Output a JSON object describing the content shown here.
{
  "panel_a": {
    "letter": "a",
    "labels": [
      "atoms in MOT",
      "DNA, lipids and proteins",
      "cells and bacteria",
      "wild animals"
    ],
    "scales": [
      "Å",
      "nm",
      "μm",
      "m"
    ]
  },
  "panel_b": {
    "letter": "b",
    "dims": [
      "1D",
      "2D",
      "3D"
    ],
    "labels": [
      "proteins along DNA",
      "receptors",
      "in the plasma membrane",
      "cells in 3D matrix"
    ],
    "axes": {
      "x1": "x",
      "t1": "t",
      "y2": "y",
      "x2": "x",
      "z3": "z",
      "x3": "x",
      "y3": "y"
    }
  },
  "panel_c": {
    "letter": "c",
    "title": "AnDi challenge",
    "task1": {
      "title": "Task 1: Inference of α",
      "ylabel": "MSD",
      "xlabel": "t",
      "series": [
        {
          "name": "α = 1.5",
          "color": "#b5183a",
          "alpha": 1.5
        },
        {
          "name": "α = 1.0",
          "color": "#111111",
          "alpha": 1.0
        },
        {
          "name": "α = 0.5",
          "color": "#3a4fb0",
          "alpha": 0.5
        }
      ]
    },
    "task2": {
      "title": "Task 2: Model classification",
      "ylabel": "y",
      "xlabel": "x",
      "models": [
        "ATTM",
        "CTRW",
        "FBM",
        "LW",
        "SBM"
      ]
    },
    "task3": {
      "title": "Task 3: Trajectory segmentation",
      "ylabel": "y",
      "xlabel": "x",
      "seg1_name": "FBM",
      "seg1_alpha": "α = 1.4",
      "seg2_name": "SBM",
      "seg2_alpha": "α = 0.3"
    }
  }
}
◆ ◆ ◆ ◆ ◆
All of the entries above need to be reproduced exactly.

Output below |
Output a JSON object describing the content shown here.
{
  "panel_a": {
    "letter": "a",
    "labels": [
      "atoms in MOT",
      "DNA, lipids and proteins",
      "cells and bacteria",
      "wild animals"
    ],
    "scales": [
      "Å",
      "nm",
      "μm",
      "m"
    ]
  },
  "panel_b": {
    "letter": "b",
    "dims": [
      "1D",
      "2D",
      "3D"
    ],
    "labels": [
      "proteins along DNA",
      "receptors",
      "in the plasma membrane",
      "cells in 3D matrix"
    ],
    "axes": {
      "x1": "x",
      "t1": "t",
      "y2": "y",
      "x2": "x",
      "z3": "z",
      "x3": "x",
      "y3": "y"
    }
  },
  "panel_c": {
    "letter": "c",
    "title": "AnDi challenge",
    "task1": {
      "title": "Task 1: Inference of α",
      "ylabel": "MSD",
      "xlabel": "t",
      "series": [
        {
          "name": "α = 1.5",
          "color": "#b5183a",
          "alpha": 1.5
        },
        {
          "name": "α = 1.0",
          "color": "#111111",
          "alpha": 1.0
        },
        {
          "name": "α = 0.5",
          "color": "#3a4fb0",
          "alpha": 0.5
        }
      ]
    },
    "task2": {
      "title": "Task 2: Model classification",
      "ylabel": "y",
      "xlabel": "x",
      "models": [
        "ATTM",
        "CTRW",
        "FBM",
        "LW",
        "SBM"
      ]
    },
    "task3": {
      "title": "Task 3: Trajectory segmentation",
      "ylabel": "y",
      "xlabel": "x",
      "seg1_name": "FBM",
      "seg1_alpha": "α = 1.4",
      "seg2_name": "SBM",
      "seg2_alpha": "α = 0.3"
    }
  }
}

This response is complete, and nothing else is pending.